REQUIREMENT: Using the listing below, report all lines holding the word "JSON".

PROVIDED ENTRIES:
==========

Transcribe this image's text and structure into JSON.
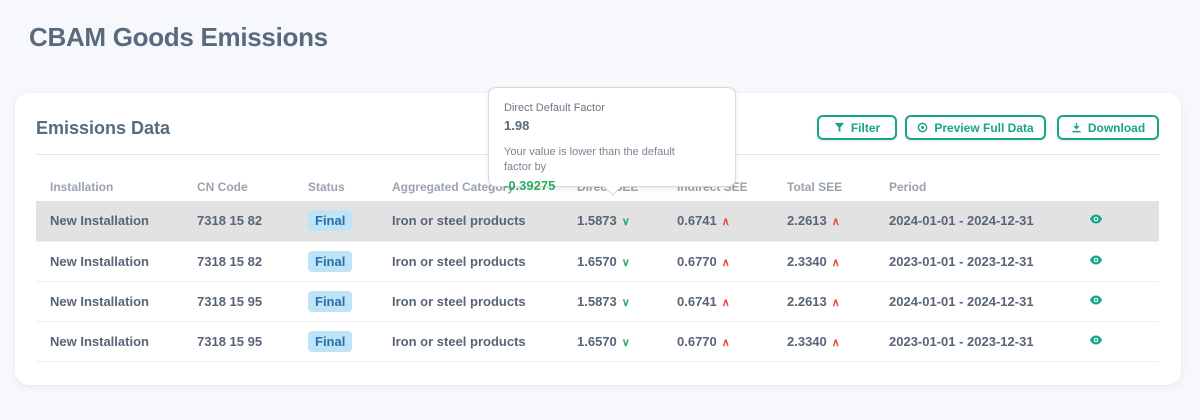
{
  "page_title": "CBAM Goods Emissions",
  "card": {
    "title": "Emissions Data",
    "buttons": {
      "filter": "Filter",
      "preview": "Preview Full Data",
      "download": "Download"
    }
  },
  "accent": "#17a589",
  "table": {
    "headers": [
      "Installation",
      "CN Code",
      "Status",
      "Aggregated Category",
      "Direct SEE",
      "Indirect SEE",
      "Total SEE",
      "Period"
    ],
    "rows": [
      {
        "installation": "New Installation",
        "cn": "7318 15 82",
        "status": "Final",
        "category": "Iron or steel products",
        "direct": "1.5873",
        "direct_trend": "down",
        "indirect": "0.6741",
        "indirect_trend": "up",
        "total": "2.2613",
        "total_trend": "up",
        "period": "2024-01-01 - 2024-12-31"
      },
      {
        "installation": "New Installation",
        "cn": "7318 15 82",
        "status": "Final",
        "category": "Iron or steel products",
        "direct": "1.6570",
        "direct_trend": "down",
        "indirect": "0.6770",
        "indirect_trend": "up",
        "total": "2.3340",
        "total_trend": "up",
        "period": "2023-01-01 - 2023-12-31"
      },
      {
        "installation": "New Installation",
        "cn": "7318 15 95",
        "status": "Final",
        "category": "Iron or steel products",
        "direct": "1.5873",
        "direct_trend": "down",
        "indirect": "0.6741",
        "indirect_trend": "up",
        "total": "2.2613",
        "total_trend": "up",
        "period": "2024-01-01 - 2024-12-31"
      },
      {
        "installation": "New Installation",
        "cn": "7318 15 95",
        "status": "Final",
        "category": "Iron or steel products",
        "direct": "1.6570",
        "direct_trend": "down",
        "indirect": "0.6770",
        "indirect_trend": "up",
        "total": "2.3340",
        "total_trend": "up",
        "period": "2023-01-01 - 2023-12-31"
      }
    ]
  },
  "tooltip": {
    "label": "Direct Default Factor",
    "value": "1.98",
    "message": "Your value is lower than the default factor by",
    "difference": "-0.39275"
  }
}
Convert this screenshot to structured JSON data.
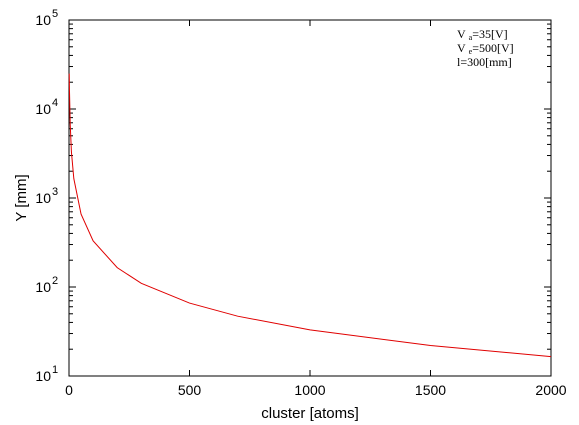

==========

OUTPUT FOR THIS TASK:
Transcribe this image's text and structure into JSON.
Convert this screenshot to structured JSON data.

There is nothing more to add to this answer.